##### EXTRAIT DU DOCUMENT #####

3J’étudierai d’abord pourquoi ce souci non seulement de l’oralité constitue l’un des horizons de son travail d’historienne : philosophique d’abord en ce sens qu’Arlette Farge lie intimement historiographie et deuil de l’oralité ; scientifique ensuite car elle tente de pallier ce qu’elle estime être une carence historiographique ; démocratique enfin puisque son œuvre vise une prise en compte des voix populaires. Je tenterai ensuite de voir à quels obstacles, notamment méthodologiques, se heurte la restitution de ces paroles et de l’altérité dont elles tentent de rendre compte et la façon dont l’historienne se propose de les surmonter.
Se mettre à l’écoute des archives : « une utopie mêlée à une exigence de recherche »
Un rêve chimérique – L’Histoire ou le « deuil de la voix »
4Pour comprendre l’intérêt qu’Arlette Farge porte aux voix du passé, il faut insister au préalable sur le rapport ambigu qu’entretient l’historiographie à l’oralité et sur lequel elle revient elle-même à de nombreuses reprises5. Selon elle, l’histoire est à la fois « cimentée par la parole » — « la parole et l’oralité sont naturellement contenues dans le récit historique » — et travaillée par son absence — « l’histoire peut être trop vite dite et l’homme muet6 ». C’est en ce sens qu’il faut lire la conclusion de son Essai pour une histoire des voix au dix-huitième siècle paru en 2009 :
Voir la voix […] Écouter l’archive, ceux qui s’y expriment et ceux qui, à travers elle, sont parlés est une utopie mêlée à une exigence de recherche. C’est aussi une des formes du deuil inachevé que l’histoire porte en elle7.

#####

=== TRAVAIL À FAIRE ===
A - Reproduisez les lignes des entrées depuis leur toute première ligne jusqu'à celle qui contient « next-story-username: sobollubov bbox=[1158, 467, 1234, 483] », cette dernière comprise.
B - Poursuivez l'extrait consacré à Arlette Farge et aux voix du passé en reprenant après sa dernière phrase.
Les entrées qui suivent n'ont aucun lien avec l'extrait.

##### DONNÉES FOURNIES #####

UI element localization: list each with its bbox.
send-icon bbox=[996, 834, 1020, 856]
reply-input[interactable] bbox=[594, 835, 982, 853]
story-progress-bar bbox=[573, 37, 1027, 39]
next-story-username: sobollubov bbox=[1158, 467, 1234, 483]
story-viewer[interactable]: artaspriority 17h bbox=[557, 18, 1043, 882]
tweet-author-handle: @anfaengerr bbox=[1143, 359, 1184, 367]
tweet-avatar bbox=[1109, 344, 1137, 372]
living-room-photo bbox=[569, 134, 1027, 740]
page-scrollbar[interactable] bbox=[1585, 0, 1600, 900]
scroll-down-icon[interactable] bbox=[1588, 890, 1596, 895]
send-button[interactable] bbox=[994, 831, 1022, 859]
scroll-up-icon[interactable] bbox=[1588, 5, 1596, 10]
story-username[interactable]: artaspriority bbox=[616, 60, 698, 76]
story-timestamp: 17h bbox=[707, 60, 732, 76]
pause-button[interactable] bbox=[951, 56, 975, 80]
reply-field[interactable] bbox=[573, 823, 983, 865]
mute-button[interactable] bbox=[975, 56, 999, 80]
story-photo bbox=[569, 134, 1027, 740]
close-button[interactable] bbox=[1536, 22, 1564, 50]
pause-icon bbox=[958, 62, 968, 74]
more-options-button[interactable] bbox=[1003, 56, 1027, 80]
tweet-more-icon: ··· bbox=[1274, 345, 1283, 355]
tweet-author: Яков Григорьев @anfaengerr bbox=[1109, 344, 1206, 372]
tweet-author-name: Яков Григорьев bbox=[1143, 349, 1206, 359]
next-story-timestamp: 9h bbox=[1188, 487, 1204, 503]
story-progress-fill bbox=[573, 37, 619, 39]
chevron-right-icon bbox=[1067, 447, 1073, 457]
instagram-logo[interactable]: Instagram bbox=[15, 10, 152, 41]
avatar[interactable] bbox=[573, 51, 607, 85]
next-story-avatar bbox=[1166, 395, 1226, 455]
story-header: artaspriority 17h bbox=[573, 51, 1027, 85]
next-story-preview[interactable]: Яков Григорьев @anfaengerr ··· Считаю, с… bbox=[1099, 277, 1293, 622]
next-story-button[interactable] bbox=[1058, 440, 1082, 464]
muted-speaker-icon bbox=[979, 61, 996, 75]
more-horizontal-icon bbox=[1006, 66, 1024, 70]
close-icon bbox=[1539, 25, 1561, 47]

#####

=== RÉPONSES RÉDIGÉES ===
A -
UI element localization: list each with its bbox.
send-icon bbox=[996, 834, 1020, 856]
reply-input[interactable] bbox=[594, 835, 982, 853]
story-progress-bar bbox=[573, 37, 1027, 39]
next-story-username: sobollubov bbox=[1158, 467, 1234, 483]

B -
5Si ce projet s’énonce sous l’angle de « l’utopie » et du « deuil », c’est parce que le discours historique est architecturé par la perte : « […] est scripturaire ce qui se sépare du monde magique des voix […]8 » écrit Michel De Certeau dont la réflexion sur l’oralité a influencé le travail d’Arlette Farge9. Il y a chez eux, au point de départ et d’impulsion de programmes de recherche par ailleurs résolument enthousiastes, la même mélancolie liée à cette perte de l’oralité au cœur de l’opération historiographique10, une même conscience blessée de cet Absent de l’histoire qu’est la voix de l’autre :
Tel Robinson sur la grève de son île, devant « le vestige d’un pied nu empreint sur le sable », l’historien parcourt les bords de son présent ; il visite ces plages où l’autre apparaît seulement comme trace de ce qui a passé. Il y installe son industrie. À partir d’empreintes définitivement muettes (ce qui a passé ne reviendra plus, et la voix est à jamais perdue), se fabrique une littérature : elle construit une mise en scène de l’opération qui confronte l’intelligible à cette perte. Ainsi se produit le discours qu’organise une présence manquante11.
6Non seulement l’historien est condamné à travailler à partir de l’écrit12 mais il l’est encore dans l’écrit puisque c’est par un texte — une littérature — qu’il va tenter de restituer ce qu’il entend et comprend des sources.
Un impératif scientifique – Un siècle sonore
7Si l’histoire commence « là où l’on fait son deuil de la voix13 », Arlette Farge ne se résout cependant pas à déserter la question de l’oralité. Dans un siècle dont on ne possède — pour des raisons technologiques évidentes — aucun enregistrement sonore, cette question pourrait sembler secondaire. Or le travail d’Arlette Farge semble toujours avoir été, et peut‑être de manière exacerbée ces dernières années, particulièrement sensible à la qualité sonore des archives. « Ce que je lis dans les archives […] je l’entends » confie‑t‑elle ainsi en entretien14. C’est qu’il y a selon elle, au sujet de ces voix du passé, une carence historiographique qu’elle déplore et auquel son travail propose de remédier :
Il existe peu d’historiographie sur l’histoire des voix ; il est vrai que les historiens ne se sont pas vraiment intéressés aux paroles prononcées ni à l’oralité, tant la tâche est difficile. La scène de l’histoire est plutôt celle scientifique des sociétés de l’écriture15.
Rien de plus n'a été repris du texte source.